Collected data entries.
....
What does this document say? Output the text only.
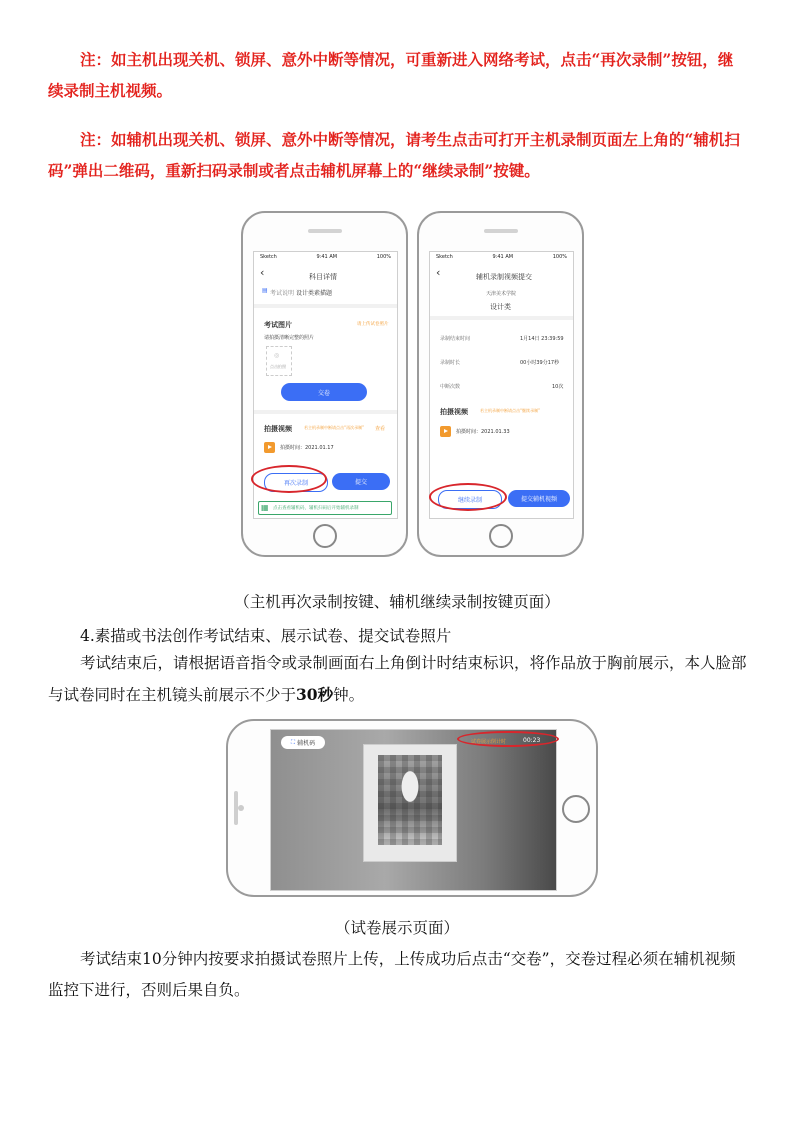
注：如主机出现关机、锁屏、意外中断等情况，可重新进入网络考试，点击“再次录制”按钮，继续录制主机视频。

注：如辅机出现关机、锁屏、意外中断等情况，请考生点击可打开主机录制页面左上角的“辅机扫码”弹出二维码，重新扫码录制或者点击辅机屏幕上的“继续录制”按键。

Sketch	9:41 AM	100%
‹	科目详情
▤ 考试说明 设计类素描题
考试图片	请上传试卷照片
请拍摄清晰完整的照片
◎
点击拍照
交卷
拍摄视频	若主机录制中断请点击“再次录制” 查看
拍摄时间：2021.01.17
再次录制	提交
▦ 点击查看辅机码，辅机扫码后开始辅机录制
Sketch	9:41 AM	100%
‹	辅机录制视频提交
天津美术学院
设计类
录制结束时间	1月14日 23:39:59
录制时长	00小时39分17秒
中断次数	10次
拍摄视频	若主机录制中断请点击“继续录制”
拍摄时间：2021.01.33
继续录制	提交辅机视频
（主机再次录制按键、辅机继续录制按键页面）
4.素描或书法创作考试结束、展示试卷、提交试卷照片

考试结束后，请根据语音指令或录制画面右上角倒计时结束标识，将作品放于胸前展示，本人脸部与试卷同时在主机镜头前展示不少于30秒钟。

⛶ 辅机码	试卷展示倒计时	00:23
（试卷展示页面）

考试结束10分钟内按要求拍摄试卷照片上传，上传成功后点击“交卷”，交卷过程必须在辅机视频监控下进行，否则后果自负。
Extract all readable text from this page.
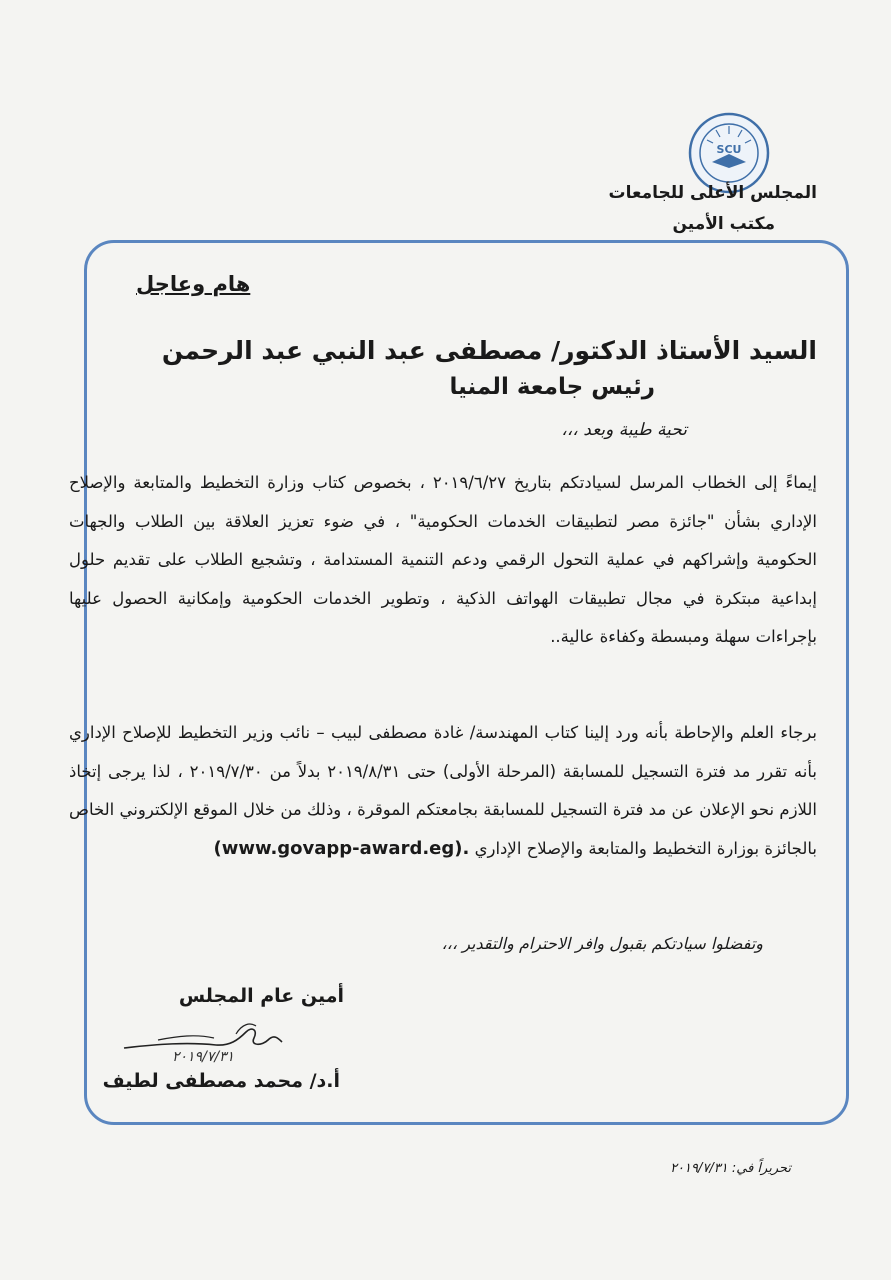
SCU
المجلس الأعلى للجامعات
مكتب الأمين
هام وعاجل
السيد الأستاذ الدكتور/ مصطفى عبد النبي عبد الرحمن
رئيس جامعة المنيا
تحية طيبة وبعد ،،،
إيماءً إلى الخطاب المرسل لسيادتكم بتاريخ ٢٠١٩/٦/٢٧ ، بخصوص كتاب وزارة التخطيط والمتابعة والإصلاح الإداري بشأن "جائزة مصر لتطبيقات الخدمات الحكومية" ، في ضوء تعزيز العلاقة بين الطلاب والجهات الحكومية وإشراكهم في عملية التحول الرقمي ودعم التنمية المستدامة ، وتشجيع الطلاب على تقديم حلول إبداعية مبتكرة في مجال تطبيقات الهواتف الذكية ، وتطوير الخدمات الحكومية وإمكانية الحصول عليها بإجراءات سهلة ومبسطة وكفاءة عالية..
برجاء العلم والإحاطة بأنه ورد إلينا كتاب المهندسة/ غادة مصطفى لبيب – نائب وزير التخطيط للإصلاح الإداري بأنه تقرر مد فترة التسجيل للمسابقة (المرحلة الأولى) حتى ٢٠١٩/٨/٣١ بدلاً من ٢٠١٩/٧/٣٠ ، لذا يرجى إتخاذ اللازم نحو الإعلان عن مد فترة التسجيل للمسابقة بجامعتكم الموقرة ، وذلك من خلال الموقع الإلكتروني الخاص بالجائزة بوزارة التخطيط والمتابعة والإصلاح الإداري (www.govapp-award.eg).
وتفضلوا سيادتكم بقبول وافر الاحترام والتقدير ،،،
أمين عام المجلس
٢٠١٩/٧/٣١
أ.د/ محمد مصطفى لطيف
تحريراً في: ٢٠١٩/٧/٣١
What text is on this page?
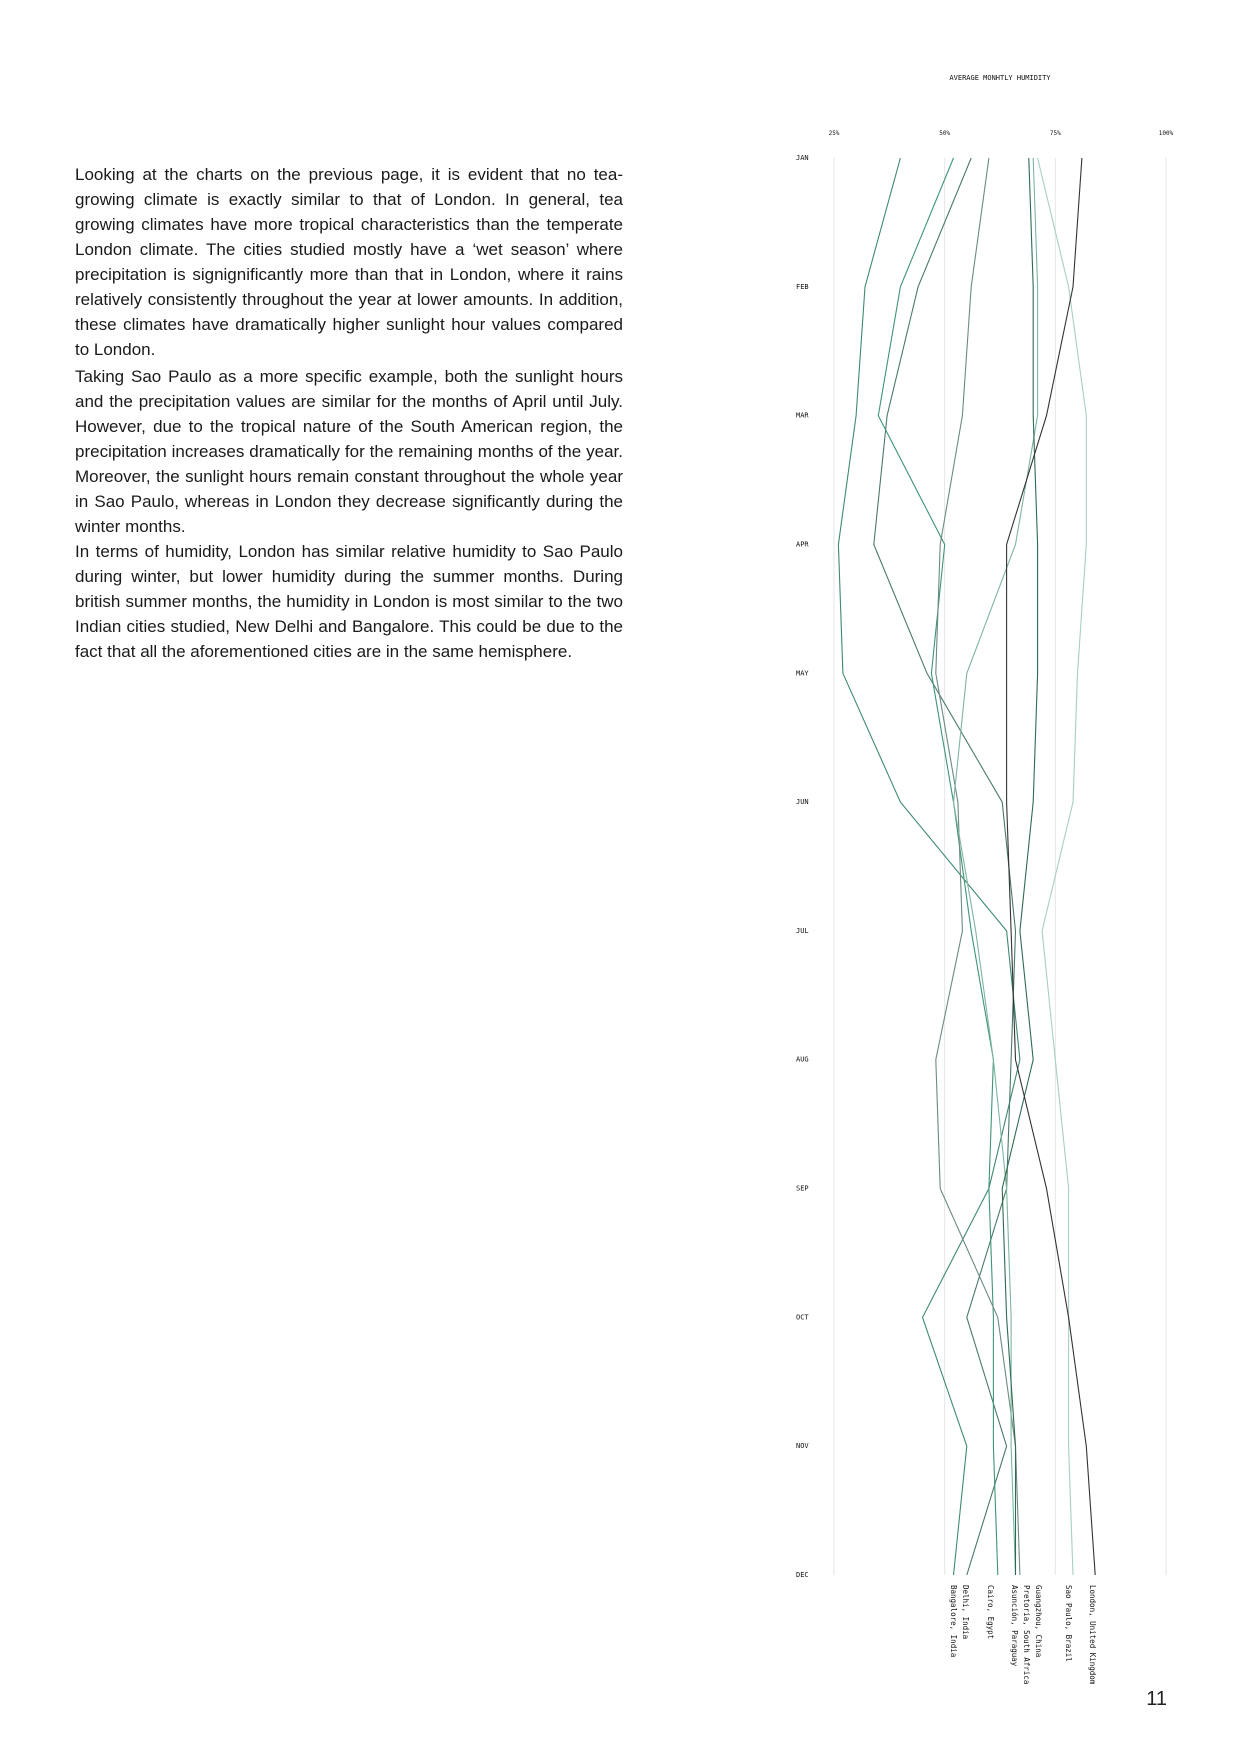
Looking at the charts on the previous page, it is evident that no tea-growing climate is exactly similar to that of London. In general, tea growing climates have more tropical characteristics than the temperate London climate. The cities studied mostly have a ‘wet season’ where precipitation is signignificantly more than that in London, where it rains relatively consistently throughout the year at lower amounts. In addition, these climates have dramatically higher sunlight hour values compared to London.

Taking Sao Paulo as a more specific example, both the sunlight hours and the precipitation values are similar for the months of April until July. However, due to the tropical nature of the South American region, the precipitation increases dramatically for the remaining months of the year. Moreover, the sunlight hours remain constant throughout the whole year in Sao Paulo, whereas in London they decrease significantly during the winter months.

In terms of humidity, London has similar relative humidity to Sao Paulo during winter, but lower humidity during the summer months. During british summer months, the humidity in London is most similar to the two Indian cities studied, New Delhi and Bangalore. This could be due to the fact that all the aforementioned cities are in the same hemisphere.

AVERAGE MONHTLY HUMIDITY
25%	50%	75%	100%
JAN
FEB
MAR
APR
MAY
JUN
JUL
AUG
SEP
OCT
NOV
DEC
Bangalore, India Delhi, India Cairo, Egypt Asunción, Paraguay Pretoria, South Africa Guangzhou, China	Sao Paulo, Brazil London, United Kingdom
11
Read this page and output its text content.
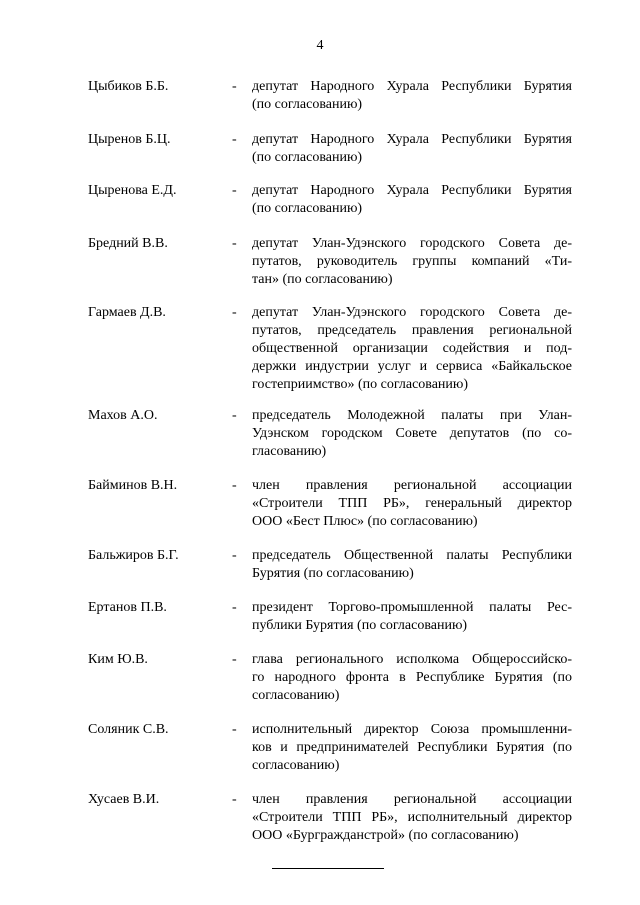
4
Цыбиков Б.Б.	- депутат Народного Хурала Республики Бурятия

(по согласованию)

Цыренов Б.Ц.	- депутат Народного Хурала Республики Бурятия

(по согласованию)

Цыренова Е.Д.	- депутат Народного Хурала Республики Бурятия

(по согласованию)

Бредний В.В.	- депутат Улан-Удэнского городского Совета де-

путатов, руководитель группы компаний «Ти-

тан» (по согласованию)

Гармаев Д.В.	- депутат Улан-Удэнского городского Совета де-

путатов, председатель правления региональной

общественной организации содействия и под-

держки индустрии услуг и сервиса «Байкальское

гостеприимство» (по согласованию)

Махов А.О.	- председатель Молодежной палаты при Улан-

Удэнском городском Совете депутатов (по со-

гласованию)

Байминов В.Н.	- член правления региональной ассоциации

«Строители ТПП РБ», генеральный директор

ООО «Бест Плюс» (по согласованию)

Бальжиров Б.Г.	- председатель Общественной палаты Республики

Бурятия (по согласованию)

Ертанов П.В.	- президент Торгово-промышленной палаты Рес-

публики Бурятия (по согласованию)

Ким Ю.В.	- глава регионального исполкома Общероссийско-

го народного фронта в Республике Бурятия (по

согласованию)

Соляник С.В.	- исполнительный директор Союза промышленни-

ков и предпринимателей Республики Бурятия (по

согласованию)

Хусаев В.И.	- член правления региональной ассоциации

«Строители ТПП РБ», исполнительный директор

ООО «Бургражданстрой» (по согласованию)
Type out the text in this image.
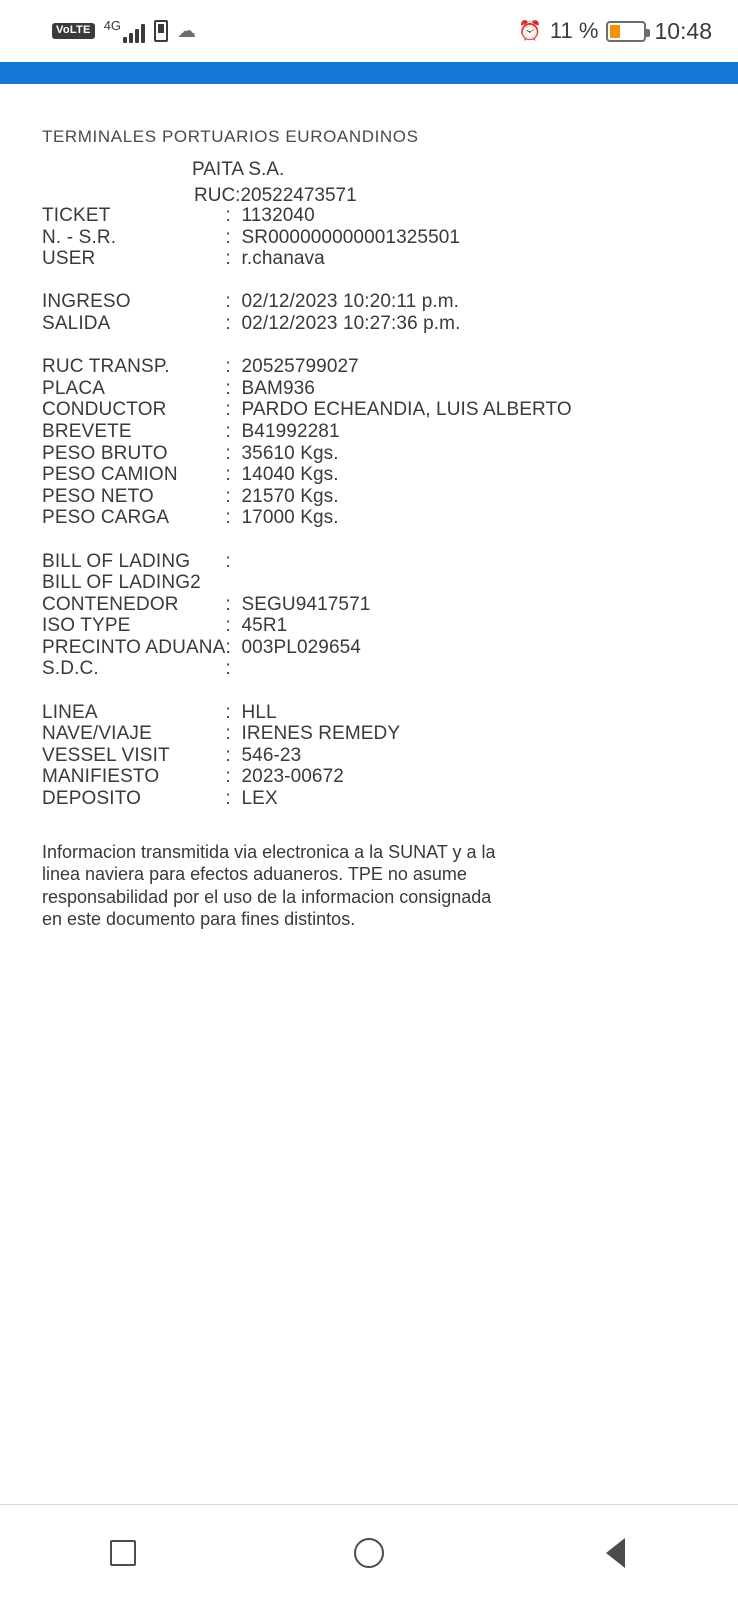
VoLTE	4G	☁	⏰ 11 % 10:48
TERMINALES PORTUARIOS EUROANDINOS
PAITA S.A.
RUC:20522473571
TICKET	:	1132040
N. - S.R.	:	SR000000000001325501
USER	:	r.chanava

INGRESO	:	02/12/2023 10:20:11 p.m.
SALIDA	:	02/12/2023 10:27:36 p.m.

RUC TRANSP.	:	20525799027
PLACA	:	BAM936
CONDUCTOR	:	PARDO ECHEANDIA, LUIS ALBERTO
BREVETE	:	B41992281
PESO BRUTO	:	35610 Kgs.
PESO CAMION	:	14040 Kgs.
PESO NETO	:	21570 Kgs.
PESO CARGA	:	17000 Kgs.

BILL OF LADING	:	
BILL OF LADING2		
CONTENEDOR	:	SEGU9417571
ISO TYPE	:	45R1
PRECINTO ADUANA	:	003PL029654
S.D.C.	:	

LINEA	:	HLL
NAVE/VIAJE	:	IRENES REMEDY
VESSEL VISIT	:	546-23
MANIFIESTO	:	2023-00672
DEPOSITO	:	LEX
Informacion transmitida via electronica a la SUNAT y a la linea naviera para efectos aduaneros. TPE no asume responsabilidad por el uso de la informacion consignada en este documento para fines distintos.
....
Work to do.
Gather up the lines containing the word "text" from these records and copy them.

Result of the exercise.
What does this document say? Output the text only.
Extract all readable text from this page.
What text is on this page?
Read this page and output its text content.
Type out the text in this image.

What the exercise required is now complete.